▸ **WHAT YOU HAVE TO DO**
Extract the complete listing and output it unchanged.

▸ **LISTED RECORDS**
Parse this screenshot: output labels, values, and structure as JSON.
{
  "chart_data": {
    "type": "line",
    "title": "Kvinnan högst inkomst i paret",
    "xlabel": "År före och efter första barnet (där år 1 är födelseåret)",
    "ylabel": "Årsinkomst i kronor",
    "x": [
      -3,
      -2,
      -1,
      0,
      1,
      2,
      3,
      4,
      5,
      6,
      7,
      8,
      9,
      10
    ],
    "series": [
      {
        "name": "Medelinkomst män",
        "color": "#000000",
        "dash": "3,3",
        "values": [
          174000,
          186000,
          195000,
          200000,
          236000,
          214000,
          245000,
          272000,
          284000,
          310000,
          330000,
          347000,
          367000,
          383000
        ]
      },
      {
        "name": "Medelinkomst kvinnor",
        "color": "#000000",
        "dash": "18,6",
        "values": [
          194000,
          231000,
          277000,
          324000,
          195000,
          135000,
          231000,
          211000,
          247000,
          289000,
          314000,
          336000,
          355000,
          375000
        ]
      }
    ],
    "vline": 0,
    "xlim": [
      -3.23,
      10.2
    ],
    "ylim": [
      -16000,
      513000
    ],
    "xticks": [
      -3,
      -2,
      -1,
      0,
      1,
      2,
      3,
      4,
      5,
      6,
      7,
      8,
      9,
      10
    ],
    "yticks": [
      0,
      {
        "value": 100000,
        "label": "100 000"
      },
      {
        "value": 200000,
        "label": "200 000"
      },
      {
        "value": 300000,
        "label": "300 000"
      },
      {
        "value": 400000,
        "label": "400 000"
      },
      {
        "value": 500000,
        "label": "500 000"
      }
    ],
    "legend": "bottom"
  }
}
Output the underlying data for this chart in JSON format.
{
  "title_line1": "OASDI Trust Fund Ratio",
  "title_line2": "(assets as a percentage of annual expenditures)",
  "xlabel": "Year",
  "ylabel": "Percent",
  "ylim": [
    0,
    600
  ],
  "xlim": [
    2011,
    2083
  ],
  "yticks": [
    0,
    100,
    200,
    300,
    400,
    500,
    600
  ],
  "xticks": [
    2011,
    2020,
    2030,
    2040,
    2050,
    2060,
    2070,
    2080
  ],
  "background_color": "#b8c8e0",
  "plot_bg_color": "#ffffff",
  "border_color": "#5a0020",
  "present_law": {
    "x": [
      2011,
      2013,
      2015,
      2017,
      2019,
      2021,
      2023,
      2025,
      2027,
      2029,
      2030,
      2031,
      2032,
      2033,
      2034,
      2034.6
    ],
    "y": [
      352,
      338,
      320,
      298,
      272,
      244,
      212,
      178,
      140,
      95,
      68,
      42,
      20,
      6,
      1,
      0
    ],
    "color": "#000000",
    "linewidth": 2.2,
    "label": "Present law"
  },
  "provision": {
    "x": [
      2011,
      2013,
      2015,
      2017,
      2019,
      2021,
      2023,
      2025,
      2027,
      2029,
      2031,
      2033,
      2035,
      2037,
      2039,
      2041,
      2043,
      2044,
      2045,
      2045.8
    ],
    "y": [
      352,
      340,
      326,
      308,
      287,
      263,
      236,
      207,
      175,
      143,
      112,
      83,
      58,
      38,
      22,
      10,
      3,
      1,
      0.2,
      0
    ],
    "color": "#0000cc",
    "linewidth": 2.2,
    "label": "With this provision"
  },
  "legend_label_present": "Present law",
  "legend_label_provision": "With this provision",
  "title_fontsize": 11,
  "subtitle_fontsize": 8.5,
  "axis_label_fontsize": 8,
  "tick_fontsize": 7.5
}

▸ **RESPONSE**
Parse this screenshot: output labels, values, and structure as JSON.
{
  "chart_data": {
    "type": "line",
    "title": "Kvinnan högst inkomst i paret",
    "xlabel": "År före och efter första barnet (där år 1 är födelseåret)",
    "ylabel": "Årsinkomst i kronor",
    "x": [
      -3,
      -2,
      -1,
      0,
      1,
      2,
      3,
      4,
      5,
      6,
      7,
      8,
      9,
      10
    ],
    "series": [
      {
        "name": "Medelinkomst män",
        "color": "#000000",
        "dash": "3,3",
        "values": [
          174000,
          186000,
          195000,
          200000,
          236000,
          214000,
          245000,
          272000,
          284000,
          310000,
          330000,
          347000,
          367000,
          383000
        ]
      },
      {
        "name": "Medelinkomst kvinnor",
        "color": "#000000",
        "dash": "18,6",
        "values": [
          194000,
          231000,
          277000,
          324000,
          195000,
          135000,
          231000,
          211000,
          247000,
          289000,
          314000,
          336000,
          355000,
          375000
        ]
      }
    ],
    "vline": 0,
    "xlim": [
      -3.23,
      10.2
    ],
    "ylim": [
      -16000,
      513000
    ],
    "xticks": [
      -3,
      -2,
      -1,
      0,
      1,
      2,
      3,
      4,
      5,
      6,
      7,
      8,
      9,
      10
    ],
    "yticks": [
      0,
      {
        "value": 100000,
        "label": "100 000"
      },
      {
        "value": 200000,
        "label": "200 000"
      },
      {
        "value": 300000,
        "label": "300 000"
      },
      {
        "value": 400000,
        "label": "400 000"
      },
      {
        "value": 500000,
        "label": "500 000"
      }
    ],
    "legend": "bottom"
  }
}
Output the underlying data for this chart in JSON format.
{
  "title_line1": "OASDI Trust Fund Ratio",
  "title_line2": "(assets as a percentage of annual expenditures)",
  "xlabel": "Year",
  "ylabel": "Percent",
  "ylim": [
    0,
    600
  ],
  "xlim": [
    2011,
    2083
  ],
  "yticks": [
    0,
    100,
    200,
    300,
    400,
    500,
    600
  ],
  "xticks": [
    2011,
    2020,
    2030,
    2040,
    2050,
    2060,
    2070,
    2080
  ],
  "background_color": "#b8c8e0",
  "plot_bg_color": "#ffffff",
  "border_color": "#5a0020",
  "present_law": {
    "x": [
      2011,
      2013,
      2015,
      2017,
      2019,
      2021,
      2023,
      2025,
      2027,
      2029,
      2030,
      2031,
      2032,
      2033,
      2034,
      2034.6
    ],
    "y": [
      352,
      338,
      320,
      298,
      272,
      244,
      212,
      178,
      140,
      95,
      68,
      42,
      20,
      6,
      1,
      0
    ],
    "color": "#000000",
    "linewidth": 2.2,
    "label": "Present law"
  },
  "provision": {
    "x": [
      2011,
      2013,
      2015,
      2017,
      2019,
      2021,
      2023,
      2025,
      2027,
      2029,
      2031,
      2033,
      2035,
      2037,
      2039,
      2041,
      2043,
      2044,
      2045,
      2045.8
    ],
    "y": [
      352,
      340,
      326,
      308,
      287,
      263,
      236,
      207,
      175,
      143,
      112,
      83,
      58,
      38,
      22,
      10,
      3,
      1,
      0.2,
      0
    ],
    "color": "#0000cc",
    "linewidth": 2.2,
    "label": "With this provision"
  },
  "legend_label_present": "Present law",
  "legend_label_provision": "With this provision",
  "title_fontsize": 11,
  "subtitle_fontsize": 8.5,
  "axis_label_fontsize": 8,
  "tick_fontsize": 7.5
}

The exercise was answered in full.